(Raw records)

------------------------------

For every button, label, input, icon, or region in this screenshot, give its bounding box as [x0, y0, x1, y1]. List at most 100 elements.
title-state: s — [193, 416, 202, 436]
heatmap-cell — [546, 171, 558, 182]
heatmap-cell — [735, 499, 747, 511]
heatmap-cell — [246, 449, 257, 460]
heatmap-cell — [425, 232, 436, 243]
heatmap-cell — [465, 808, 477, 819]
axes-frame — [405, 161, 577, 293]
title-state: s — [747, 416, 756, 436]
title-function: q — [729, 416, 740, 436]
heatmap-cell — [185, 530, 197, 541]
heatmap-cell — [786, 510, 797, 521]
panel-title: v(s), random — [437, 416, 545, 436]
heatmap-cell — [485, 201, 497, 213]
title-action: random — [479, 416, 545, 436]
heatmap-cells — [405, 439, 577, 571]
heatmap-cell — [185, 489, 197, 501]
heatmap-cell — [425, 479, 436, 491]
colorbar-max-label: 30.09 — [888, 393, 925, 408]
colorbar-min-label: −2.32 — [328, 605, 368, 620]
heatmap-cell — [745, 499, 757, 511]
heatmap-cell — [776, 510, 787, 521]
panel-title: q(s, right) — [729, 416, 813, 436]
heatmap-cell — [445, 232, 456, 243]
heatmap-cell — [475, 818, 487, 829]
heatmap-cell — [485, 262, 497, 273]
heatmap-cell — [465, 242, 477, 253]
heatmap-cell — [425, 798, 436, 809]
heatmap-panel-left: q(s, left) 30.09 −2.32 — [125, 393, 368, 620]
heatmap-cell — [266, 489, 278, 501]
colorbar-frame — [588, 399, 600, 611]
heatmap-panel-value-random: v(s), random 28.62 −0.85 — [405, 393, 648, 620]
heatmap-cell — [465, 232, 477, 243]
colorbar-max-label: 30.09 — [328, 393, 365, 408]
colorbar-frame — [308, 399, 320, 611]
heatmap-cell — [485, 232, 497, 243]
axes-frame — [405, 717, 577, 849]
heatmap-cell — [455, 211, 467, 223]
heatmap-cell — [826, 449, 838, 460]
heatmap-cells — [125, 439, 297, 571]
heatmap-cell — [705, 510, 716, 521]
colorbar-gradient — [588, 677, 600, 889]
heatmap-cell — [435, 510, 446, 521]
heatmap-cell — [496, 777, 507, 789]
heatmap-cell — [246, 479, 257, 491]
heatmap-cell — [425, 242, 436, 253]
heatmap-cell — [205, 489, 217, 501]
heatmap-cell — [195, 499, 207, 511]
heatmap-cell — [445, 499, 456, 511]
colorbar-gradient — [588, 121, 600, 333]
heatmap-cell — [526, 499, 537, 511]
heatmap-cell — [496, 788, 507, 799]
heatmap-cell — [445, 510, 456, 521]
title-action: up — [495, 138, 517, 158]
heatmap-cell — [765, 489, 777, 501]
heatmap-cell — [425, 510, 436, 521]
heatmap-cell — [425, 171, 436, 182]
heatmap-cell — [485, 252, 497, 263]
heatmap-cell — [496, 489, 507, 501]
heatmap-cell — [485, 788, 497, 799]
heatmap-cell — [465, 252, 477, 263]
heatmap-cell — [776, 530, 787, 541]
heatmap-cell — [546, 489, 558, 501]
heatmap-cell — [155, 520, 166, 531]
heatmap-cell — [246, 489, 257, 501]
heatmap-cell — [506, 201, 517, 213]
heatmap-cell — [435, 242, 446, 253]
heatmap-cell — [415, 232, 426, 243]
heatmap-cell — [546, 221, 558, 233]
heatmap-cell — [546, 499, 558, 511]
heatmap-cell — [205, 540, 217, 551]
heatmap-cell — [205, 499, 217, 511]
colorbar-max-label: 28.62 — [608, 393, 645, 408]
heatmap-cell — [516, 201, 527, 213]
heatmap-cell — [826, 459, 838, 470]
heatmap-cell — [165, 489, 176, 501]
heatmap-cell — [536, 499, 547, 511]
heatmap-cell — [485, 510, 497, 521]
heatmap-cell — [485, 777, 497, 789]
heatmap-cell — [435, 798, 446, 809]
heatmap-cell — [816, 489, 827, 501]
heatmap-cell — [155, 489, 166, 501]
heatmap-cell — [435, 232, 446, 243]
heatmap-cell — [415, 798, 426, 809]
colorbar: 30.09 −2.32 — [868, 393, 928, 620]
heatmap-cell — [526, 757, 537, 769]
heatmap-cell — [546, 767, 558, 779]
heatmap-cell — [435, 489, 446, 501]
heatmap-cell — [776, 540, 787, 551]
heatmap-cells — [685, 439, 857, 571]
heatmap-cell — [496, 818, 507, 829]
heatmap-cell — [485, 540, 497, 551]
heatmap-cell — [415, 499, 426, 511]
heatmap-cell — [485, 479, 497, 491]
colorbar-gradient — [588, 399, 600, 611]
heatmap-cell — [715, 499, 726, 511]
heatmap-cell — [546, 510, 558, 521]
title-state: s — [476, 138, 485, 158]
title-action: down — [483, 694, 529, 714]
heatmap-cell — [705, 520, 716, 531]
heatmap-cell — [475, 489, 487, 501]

------------------------------

Rewrite the lines above with every "colorbar-frame" changed to "colorbar-border". Keep everything else the same.

For every button, label, input, icon, or region in this screenshot, give its bounding box as [x0, y0, x1, y1]. List at most 100 elements.
title-state: s — [193, 416, 202, 436]
heatmap-cell — [546, 171, 558, 182]
heatmap-cell — [735, 499, 747, 511]
heatmap-cell — [246, 449, 257, 460]
heatmap-cell — [425, 232, 436, 243]
heatmap-cell — [465, 808, 477, 819]
axes-frame — [405, 161, 577, 293]
title-state: s — [747, 416, 756, 436]
title-function: q — [729, 416, 740, 436]
heatmap-cell — [185, 530, 197, 541]
heatmap-cell — [786, 510, 797, 521]
panel-title: v(s), random — [437, 416, 545, 436]
heatmap-cell — [485, 201, 497, 213]
title-action: random — [479, 416, 545, 436]
heatmap-cells — [405, 439, 577, 571]
heatmap-cell — [185, 489, 197, 501]
heatmap-cell — [425, 479, 436, 491]
colorbar-max-label: 30.09 — [888, 393, 925, 408]
colorbar-min-label: −2.32 — [328, 605, 368, 620]
heatmap-cell — [745, 499, 757, 511]
heatmap-cell — [776, 510, 787, 521]
panel-title: q(s, right) — [729, 416, 813, 436]
heatmap-cell — [445, 232, 456, 243]
heatmap-cell — [475, 818, 487, 829]
heatmap-cell — [485, 262, 497, 273]
heatmap-cell — [465, 242, 477, 253]
heatmap-cell — [425, 798, 436, 809]
heatmap-panel-left: q(s, left) 30.09 −2.32 — [125, 393, 368, 620]
heatmap-cell — [266, 489, 278, 501]
colorbar-border — [588, 399, 600, 611]
heatmap-panel-value-random: v(s), random 28.62 −0.85 — [405, 393, 648, 620]
heatmap-cell — [465, 232, 477, 243]
colorbar-max-label: 30.09 — [328, 393, 365, 408]
colorbar-border — [308, 399, 320, 611]
heatmap-cell — [485, 232, 497, 243]
axes-frame — [405, 717, 577, 849]
heatmap-cell — [455, 211, 467, 223]
heatmap-cell — [826, 449, 838, 460]
heatmap-cells — [125, 439, 297, 571]
heatmap-cell — [705, 510, 716, 521]
colorbar-gradient — [588, 677, 600, 889]
heatmap-cell — [435, 510, 446, 521]
heatmap-cell — [496, 777, 507, 789]
heatmap-cell — [246, 479, 257, 491]
heatmap-cell — [425, 242, 436, 253]
heatmap-cell — [205, 489, 217, 501]
heatmap-cell — [195, 499, 207, 511]
heatmap-cell — [445, 499, 456, 511]
colorbar-gradient — [588, 121, 600, 333]
heatmap-cell — [526, 499, 537, 511]
heatmap-cell — [496, 788, 507, 799]
heatmap-cell — [445, 510, 456, 521]
title-action: up — [495, 138, 517, 158]
heatmap-cell — [765, 489, 777, 501]
heatmap-cell — [425, 510, 436, 521]
heatmap-cell — [425, 171, 436, 182]
heatmap-cell — [485, 252, 497, 263]
heatmap-cell — [496, 489, 507, 501]
heatmap-cell — [485, 788, 497, 799]
heatmap-cell — [465, 252, 477, 263]
heatmap-cell — [776, 530, 787, 541]
heatmap-cell — [546, 489, 558, 501]
heatmap-cell — [155, 520, 166, 531]
heatmap-cell — [246, 489, 257, 501]
heatmap-cell — [506, 201, 517, 213]
heatmap-cell — [435, 242, 446, 253]
heatmap-cell — [415, 232, 426, 243]
heatmap-cell — [546, 221, 558, 233]
heatmap-cell — [546, 499, 558, 511]
heatmap-cell — [205, 540, 217, 551]
heatmap-cell — [205, 499, 217, 511]
colorbar-max-label: 28.62 — [608, 393, 645, 408]
heatmap-cell — [516, 201, 527, 213]
heatmap-cell — [826, 459, 838, 470]
heatmap-cell — [165, 489, 176, 501]
heatmap-cell — [536, 499, 547, 511]
heatmap-cell — [485, 510, 497, 521]
heatmap-cell — [485, 777, 497, 789]
heatmap-cell — [435, 798, 446, 809]
heatmap-cell — [816, 489, 827, 501]
heatmap-cell — [155, 489, 166, 501]
heatmap-cell — [435, 232, 446, 243]
heatmap-cell — [415, 798, 426, 809]
colorbar: 30.09 −2.32 — [868, 393, 928, 620]
heatmap-cell — [526, 757, 537, 769]
heatmap-cell — [546, 767, 558, 779]
heatmap-cell — [435, 489, 446, 501]
heatmap-cell — [776, 540, 787, 551]
heatmap-cells — [685, 439, 857, 571]
heatmap-cell — [496, 818, 507, 829]
heatmap-cell — [485, 540, 497, 551]
heatmap-cell — [415, 499, 426, 511]
heatmap-cell — [485, 479, 497, 491]
colorbar-gradient — [588, 399, 600, 611]
heatmap-cell — [715, 499, 726, 511]
heatmap-cell — [546, 510, 558, 521]
title-state: s — [476, 138, 485, 158]
title-action: down — [483, 694, 529, 714]
heatmap-cell — [705, 520, 716, 531]
heatmap-cell — [475, 489, 487, 501]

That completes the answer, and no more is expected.